Task goal> Below are the records; pull every line that includes "Antal".

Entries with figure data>
▽

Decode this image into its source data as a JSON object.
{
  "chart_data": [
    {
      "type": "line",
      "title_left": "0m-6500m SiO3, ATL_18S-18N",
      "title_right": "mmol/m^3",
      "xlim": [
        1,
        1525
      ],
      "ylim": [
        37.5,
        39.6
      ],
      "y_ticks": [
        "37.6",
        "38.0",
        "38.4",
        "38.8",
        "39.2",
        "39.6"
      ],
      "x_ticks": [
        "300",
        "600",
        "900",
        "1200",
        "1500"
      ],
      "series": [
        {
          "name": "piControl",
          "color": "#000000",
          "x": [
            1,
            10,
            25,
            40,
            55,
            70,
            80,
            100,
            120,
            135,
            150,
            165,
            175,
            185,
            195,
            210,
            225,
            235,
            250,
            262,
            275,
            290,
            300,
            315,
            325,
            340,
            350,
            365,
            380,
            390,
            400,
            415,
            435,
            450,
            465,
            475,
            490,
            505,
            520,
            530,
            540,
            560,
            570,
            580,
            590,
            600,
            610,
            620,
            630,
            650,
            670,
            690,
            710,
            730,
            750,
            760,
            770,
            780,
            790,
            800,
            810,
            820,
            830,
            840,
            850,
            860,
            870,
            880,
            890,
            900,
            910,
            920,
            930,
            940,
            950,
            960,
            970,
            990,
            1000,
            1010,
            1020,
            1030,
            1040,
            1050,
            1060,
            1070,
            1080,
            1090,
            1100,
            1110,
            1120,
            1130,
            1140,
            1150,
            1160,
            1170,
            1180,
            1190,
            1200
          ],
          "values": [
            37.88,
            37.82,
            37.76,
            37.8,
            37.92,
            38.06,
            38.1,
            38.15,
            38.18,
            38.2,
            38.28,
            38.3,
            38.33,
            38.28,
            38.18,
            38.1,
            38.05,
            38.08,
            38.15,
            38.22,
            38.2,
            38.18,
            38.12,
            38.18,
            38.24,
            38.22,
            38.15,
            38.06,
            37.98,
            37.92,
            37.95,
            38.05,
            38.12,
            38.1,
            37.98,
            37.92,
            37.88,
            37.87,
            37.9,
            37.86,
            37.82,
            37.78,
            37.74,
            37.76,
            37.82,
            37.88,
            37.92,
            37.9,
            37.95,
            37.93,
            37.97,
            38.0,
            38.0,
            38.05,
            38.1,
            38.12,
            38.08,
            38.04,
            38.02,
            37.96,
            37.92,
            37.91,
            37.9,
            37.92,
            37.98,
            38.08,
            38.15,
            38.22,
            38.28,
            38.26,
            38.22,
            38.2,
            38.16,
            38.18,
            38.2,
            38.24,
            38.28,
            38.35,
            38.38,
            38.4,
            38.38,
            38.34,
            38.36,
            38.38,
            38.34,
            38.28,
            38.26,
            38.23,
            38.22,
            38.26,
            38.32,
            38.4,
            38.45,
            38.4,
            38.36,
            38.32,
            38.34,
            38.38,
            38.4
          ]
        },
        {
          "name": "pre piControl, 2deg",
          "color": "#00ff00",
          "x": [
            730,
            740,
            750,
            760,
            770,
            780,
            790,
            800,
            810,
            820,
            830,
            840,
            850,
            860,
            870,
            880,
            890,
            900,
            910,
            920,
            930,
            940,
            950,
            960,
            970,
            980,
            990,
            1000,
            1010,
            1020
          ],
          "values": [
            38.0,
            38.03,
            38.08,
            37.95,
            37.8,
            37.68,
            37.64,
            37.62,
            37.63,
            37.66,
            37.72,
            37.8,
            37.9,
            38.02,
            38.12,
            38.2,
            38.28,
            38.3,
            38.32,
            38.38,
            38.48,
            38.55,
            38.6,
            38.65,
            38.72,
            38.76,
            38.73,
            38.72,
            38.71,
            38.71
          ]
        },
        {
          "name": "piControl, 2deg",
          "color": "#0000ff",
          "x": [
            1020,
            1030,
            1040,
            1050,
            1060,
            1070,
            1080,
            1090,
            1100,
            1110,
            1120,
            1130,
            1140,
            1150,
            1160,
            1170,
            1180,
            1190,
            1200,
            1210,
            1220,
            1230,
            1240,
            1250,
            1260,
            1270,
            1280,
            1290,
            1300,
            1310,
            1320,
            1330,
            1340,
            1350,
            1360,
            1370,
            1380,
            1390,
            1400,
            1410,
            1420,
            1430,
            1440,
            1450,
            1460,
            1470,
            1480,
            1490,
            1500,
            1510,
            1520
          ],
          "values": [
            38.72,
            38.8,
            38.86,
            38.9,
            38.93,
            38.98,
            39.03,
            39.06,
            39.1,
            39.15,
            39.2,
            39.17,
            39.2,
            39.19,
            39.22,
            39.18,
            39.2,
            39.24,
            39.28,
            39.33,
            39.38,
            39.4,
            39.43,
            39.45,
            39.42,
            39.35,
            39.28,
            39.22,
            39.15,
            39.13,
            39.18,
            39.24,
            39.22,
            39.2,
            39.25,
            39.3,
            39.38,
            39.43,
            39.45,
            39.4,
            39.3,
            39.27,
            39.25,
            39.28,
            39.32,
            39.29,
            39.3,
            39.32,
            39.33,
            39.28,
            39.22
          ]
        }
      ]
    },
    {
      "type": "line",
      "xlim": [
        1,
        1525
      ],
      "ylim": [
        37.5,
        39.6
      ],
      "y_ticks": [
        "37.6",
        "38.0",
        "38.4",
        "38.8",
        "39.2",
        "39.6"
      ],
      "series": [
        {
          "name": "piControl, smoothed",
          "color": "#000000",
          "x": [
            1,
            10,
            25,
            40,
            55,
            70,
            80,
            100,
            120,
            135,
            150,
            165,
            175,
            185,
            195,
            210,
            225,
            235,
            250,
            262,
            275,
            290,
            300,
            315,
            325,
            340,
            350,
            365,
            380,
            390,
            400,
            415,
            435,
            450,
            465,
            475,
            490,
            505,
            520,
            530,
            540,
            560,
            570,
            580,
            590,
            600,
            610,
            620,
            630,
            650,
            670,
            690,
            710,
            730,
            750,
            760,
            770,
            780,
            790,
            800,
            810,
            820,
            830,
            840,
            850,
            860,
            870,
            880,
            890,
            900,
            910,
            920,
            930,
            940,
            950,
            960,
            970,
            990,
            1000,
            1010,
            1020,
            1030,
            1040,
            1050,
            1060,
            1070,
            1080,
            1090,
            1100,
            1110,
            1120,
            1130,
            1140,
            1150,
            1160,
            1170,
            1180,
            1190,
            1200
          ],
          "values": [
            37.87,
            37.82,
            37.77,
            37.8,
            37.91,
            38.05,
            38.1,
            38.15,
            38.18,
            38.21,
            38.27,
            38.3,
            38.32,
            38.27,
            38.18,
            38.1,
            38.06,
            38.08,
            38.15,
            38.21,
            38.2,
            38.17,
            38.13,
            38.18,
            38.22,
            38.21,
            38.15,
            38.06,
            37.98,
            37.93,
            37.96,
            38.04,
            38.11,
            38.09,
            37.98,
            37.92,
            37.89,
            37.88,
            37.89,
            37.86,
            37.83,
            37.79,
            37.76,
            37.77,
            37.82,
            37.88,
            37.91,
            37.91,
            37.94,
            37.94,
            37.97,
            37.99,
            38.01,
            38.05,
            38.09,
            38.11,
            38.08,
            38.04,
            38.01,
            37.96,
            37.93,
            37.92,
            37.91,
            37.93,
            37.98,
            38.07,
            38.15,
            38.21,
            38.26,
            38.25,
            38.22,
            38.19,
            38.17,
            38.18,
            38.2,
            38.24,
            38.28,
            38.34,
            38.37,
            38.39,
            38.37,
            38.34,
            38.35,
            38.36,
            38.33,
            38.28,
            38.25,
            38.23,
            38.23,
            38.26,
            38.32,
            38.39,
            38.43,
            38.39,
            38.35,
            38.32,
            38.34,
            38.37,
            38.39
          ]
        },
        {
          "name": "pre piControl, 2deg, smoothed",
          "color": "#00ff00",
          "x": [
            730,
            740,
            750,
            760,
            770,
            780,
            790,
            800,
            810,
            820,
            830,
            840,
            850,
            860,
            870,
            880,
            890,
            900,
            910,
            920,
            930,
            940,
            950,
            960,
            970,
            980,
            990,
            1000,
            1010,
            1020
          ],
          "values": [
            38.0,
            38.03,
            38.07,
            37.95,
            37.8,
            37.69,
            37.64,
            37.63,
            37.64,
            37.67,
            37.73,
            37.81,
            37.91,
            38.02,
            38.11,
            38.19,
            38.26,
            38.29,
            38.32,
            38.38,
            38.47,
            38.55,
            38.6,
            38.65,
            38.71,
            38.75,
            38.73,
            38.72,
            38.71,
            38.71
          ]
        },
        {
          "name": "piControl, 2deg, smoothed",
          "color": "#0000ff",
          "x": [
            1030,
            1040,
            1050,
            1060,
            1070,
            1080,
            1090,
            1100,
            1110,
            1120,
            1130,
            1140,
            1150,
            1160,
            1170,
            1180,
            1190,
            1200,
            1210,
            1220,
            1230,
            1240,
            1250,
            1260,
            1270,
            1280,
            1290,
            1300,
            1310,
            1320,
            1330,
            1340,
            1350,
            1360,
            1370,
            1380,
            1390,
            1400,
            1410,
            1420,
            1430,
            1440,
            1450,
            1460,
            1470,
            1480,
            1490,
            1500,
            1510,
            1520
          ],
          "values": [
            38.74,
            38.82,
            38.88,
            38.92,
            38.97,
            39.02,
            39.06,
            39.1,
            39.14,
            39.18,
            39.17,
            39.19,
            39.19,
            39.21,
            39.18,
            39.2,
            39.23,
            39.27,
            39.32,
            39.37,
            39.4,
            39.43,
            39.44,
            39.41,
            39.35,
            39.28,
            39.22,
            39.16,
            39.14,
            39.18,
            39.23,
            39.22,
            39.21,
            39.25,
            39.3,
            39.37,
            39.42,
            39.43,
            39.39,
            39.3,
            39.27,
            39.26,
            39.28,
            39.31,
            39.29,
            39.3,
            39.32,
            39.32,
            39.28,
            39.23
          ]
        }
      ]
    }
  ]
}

△
▽

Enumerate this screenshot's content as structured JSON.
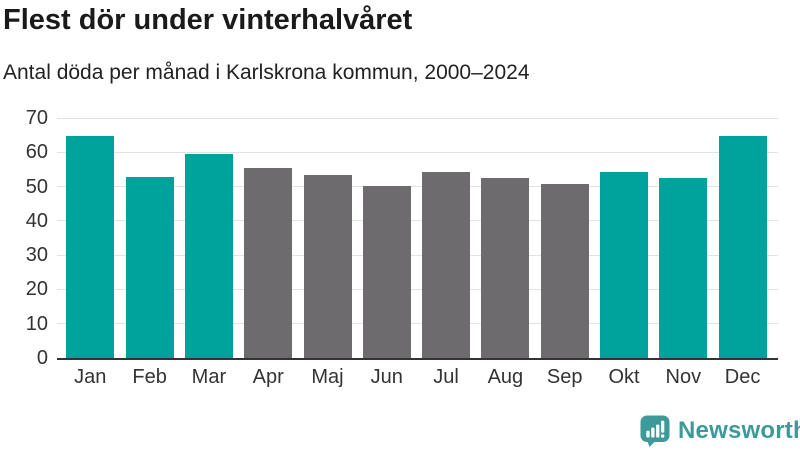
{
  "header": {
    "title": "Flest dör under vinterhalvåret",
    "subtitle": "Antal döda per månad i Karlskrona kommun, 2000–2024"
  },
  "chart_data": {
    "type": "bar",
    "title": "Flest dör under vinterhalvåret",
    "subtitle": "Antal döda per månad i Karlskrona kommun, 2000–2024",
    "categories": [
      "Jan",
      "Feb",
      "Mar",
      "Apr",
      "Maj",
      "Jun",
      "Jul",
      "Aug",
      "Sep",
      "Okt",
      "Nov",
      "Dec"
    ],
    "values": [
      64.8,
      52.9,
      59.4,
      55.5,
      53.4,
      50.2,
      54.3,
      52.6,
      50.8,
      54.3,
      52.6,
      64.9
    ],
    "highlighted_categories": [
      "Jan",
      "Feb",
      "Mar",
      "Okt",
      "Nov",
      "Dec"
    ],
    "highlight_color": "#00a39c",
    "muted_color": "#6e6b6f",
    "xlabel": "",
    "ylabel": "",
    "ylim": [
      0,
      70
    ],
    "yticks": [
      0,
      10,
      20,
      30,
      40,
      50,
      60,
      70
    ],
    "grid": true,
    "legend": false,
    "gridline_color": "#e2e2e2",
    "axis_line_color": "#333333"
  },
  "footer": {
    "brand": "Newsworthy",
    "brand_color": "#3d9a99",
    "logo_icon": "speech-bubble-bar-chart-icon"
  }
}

△
▽

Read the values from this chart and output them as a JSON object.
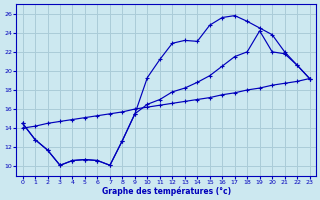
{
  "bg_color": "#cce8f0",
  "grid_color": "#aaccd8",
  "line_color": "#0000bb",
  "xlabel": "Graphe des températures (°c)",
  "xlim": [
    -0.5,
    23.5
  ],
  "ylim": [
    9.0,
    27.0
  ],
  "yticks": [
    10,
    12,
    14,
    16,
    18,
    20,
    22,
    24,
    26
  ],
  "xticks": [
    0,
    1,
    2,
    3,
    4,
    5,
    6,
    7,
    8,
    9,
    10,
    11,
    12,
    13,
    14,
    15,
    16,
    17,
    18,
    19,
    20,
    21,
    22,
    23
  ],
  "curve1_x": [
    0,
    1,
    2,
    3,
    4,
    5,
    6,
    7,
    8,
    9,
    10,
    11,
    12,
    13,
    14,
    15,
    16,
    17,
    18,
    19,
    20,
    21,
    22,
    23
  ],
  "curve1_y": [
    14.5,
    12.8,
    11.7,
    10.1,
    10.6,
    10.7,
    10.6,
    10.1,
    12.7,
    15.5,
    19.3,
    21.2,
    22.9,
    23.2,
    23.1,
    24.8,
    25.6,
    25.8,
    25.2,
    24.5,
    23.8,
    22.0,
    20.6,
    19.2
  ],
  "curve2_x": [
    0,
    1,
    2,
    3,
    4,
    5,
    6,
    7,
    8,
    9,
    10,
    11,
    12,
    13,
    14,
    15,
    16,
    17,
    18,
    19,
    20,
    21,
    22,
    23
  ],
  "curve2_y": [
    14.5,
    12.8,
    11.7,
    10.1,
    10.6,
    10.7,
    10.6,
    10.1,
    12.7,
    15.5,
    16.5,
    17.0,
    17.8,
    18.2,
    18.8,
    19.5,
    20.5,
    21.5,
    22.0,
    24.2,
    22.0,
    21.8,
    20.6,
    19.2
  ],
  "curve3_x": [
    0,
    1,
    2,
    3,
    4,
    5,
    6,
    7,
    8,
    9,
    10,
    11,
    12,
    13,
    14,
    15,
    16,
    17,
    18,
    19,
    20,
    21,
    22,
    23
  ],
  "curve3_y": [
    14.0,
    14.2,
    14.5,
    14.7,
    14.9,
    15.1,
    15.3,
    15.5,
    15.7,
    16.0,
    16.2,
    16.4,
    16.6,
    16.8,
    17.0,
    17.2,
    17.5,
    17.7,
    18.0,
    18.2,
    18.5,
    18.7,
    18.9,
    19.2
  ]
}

△

Final answer>
    "subtitle": "Antal döda per månad i Karlskrona kommun, 2000–2024"
    "subtitle": "Antal döda per månad i Karlskrona kommun, 2000–2024",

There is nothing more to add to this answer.